SET PROBLEM: Count every line below in which "title" occurs, then give only the count.

RECORDS TO PROCESS:
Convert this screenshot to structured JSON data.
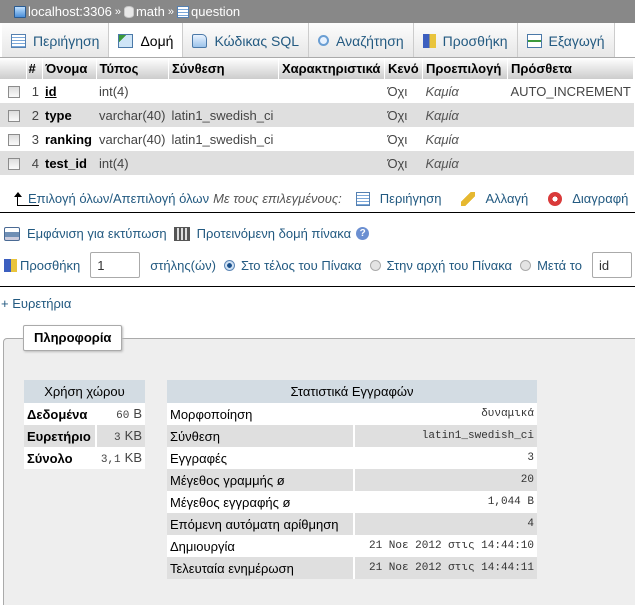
{
  "breadcrumb": {
    "server": "localhost:3306",
    "database": "math",
    "table": "question",
    "separator": "»"
  },
  "tabs": [
    {
      "label": "Περιήγηση",
      "icon": "browse-icon",
      "active": false
    },
    {
      "label": "Δομή",
      "icon": "structure-icon",
      "active": true
    },
    {
      "label": "Κώδικας SQL",
      "icon": "sql-icon",
      "active": false
    },
    {
      "label": "Αναζήτηση",
      "icon": "search-icon",
      "active": false
    },
    {
      "label": "Προσθήκη",
      "icon": "insert-icon",
      "active": false
    },
    {
      "label": "Εξαγωγή",
      "icon": "export-icon",
      "active": false
    }
  ],
  "structure": {
    "headers": [
      "#",
      "Όνομα",
      "Τύπος",
      "Σύνθεση",
      "Χαρακτηριστικά",
      "Κενό",
      "Προεπιλογή",
      "Πρόσθετα"
    ],
    "rows": [
      {
        "num": "1",
        "name": "id",
        "type": "int(4)",
        "collation": "",
        "attributes": "",
        "null": "Όχι",
        "default": "Καμία",
        "extra": "AUTO_INCREMENT",
        "primary": true
      },
      {
        "num": "2",
        "name": "type",
        "type": "varchar(40)",
        "collation": "latin1_swedish_ci",
        "attributes": "",
        "null": "Όχι",
        "default": "Καμία",
        "extra": "",
        "primary": false
      },
      {
        "num": "3",
        "name": "ranking",
        "type": "varchar(40)",
        "collation": "latin1_swedish_ci",
        "attributes": "",
        "null": "Όχι",
        "default": "Καμία",
        "extra": "",
        "primary": false
      },
      {
        "num": "4",
        "name": "test_id",
        "type": "int(4)",
        "collation": "",
        "attributes": "",
        "null": "Όχι",
        "default": "Καμία",
        "extra": "",
        "primary": false
      }
    ]
  },
  "selection": {
    "check_all": "Επιλογή όλων",
    "divider": " / ",
    "uncheck_all": "Απεπιλογή όλων",
    "with_selected": "Με τους επιλεγμένους:",
    "actions": [
      "Περιήγηση",
      "Αλλαγή",
      "Διαγραφή"
    ]
  },
  "print_view": "Εμφάνιση για εκτύπωση",
  "propose_structure": "Προτεινόμενη δομή πίνακα",
  "help_glyph": "?",
  "add_column": {
    "label": "Προσθήκη",
    "count": "1",
    "columns_label": "στήλης(ών)",
    "options": [
      {
        "label": "Στο τέλος του Πίνακα",
        "selected": true
      },
      {
        "label": "Στην αρχή του Πίνακα",
        "selected": false
      },
      {
        "label": "Μετά το",
        "selected": false
      }
    ],
    "after_value": "id"
  },
  "indexes_link": "+ Ευρετήρια",
  "info": {
    "legend": "Πληροφορία",
    "space_usage": {
      "title": "Χρήση χώρου",
      "rows": [
        {
          "label": "Δεδομένα",
          "value": "60",
          "unit": "B"
        },
        {
          "label": "Ευρετήριο",
          "value": "3",
          "unit": "KB"
        },
        {
          "label": "Σύνολο",
          "value": "3,1",
          "unit": "KB"
        }
      ]
    },
    "row_stats": {
      "title": "Στατιστικά Εγγραφών",
      "rows": [
        {
          "label": "Μορφοποίηση",
          "value": "δυναμικά"
        },
        {
          "label": "Σύνθεση",
          "value": "latin1_swedish_ci"
        },
        {
          "label": "Εγγραφές",
          "value": "3"
        },
        {
          "label": "Μέγεθος γραμμής ø",
          "value": "20"
        },
        {
          "label": "Μέγεθος εγγραφής ø",
          "value": "1,044 B"
        },
        {
          "label": "Επόμενη αυτόματη αρίθμηση",
          "value": "4"
        },
        {
          "label": "Δημιουργία",
          "value": "21 Νοε 2012 στις 14:44:10"
        },
        {
          "label": "Τελευταία ενημέρωση",
          "value": "21 Νοε 2012 στις 14:44:11"
        }
      ]
    }
  }
}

TASK RESPONSE: 2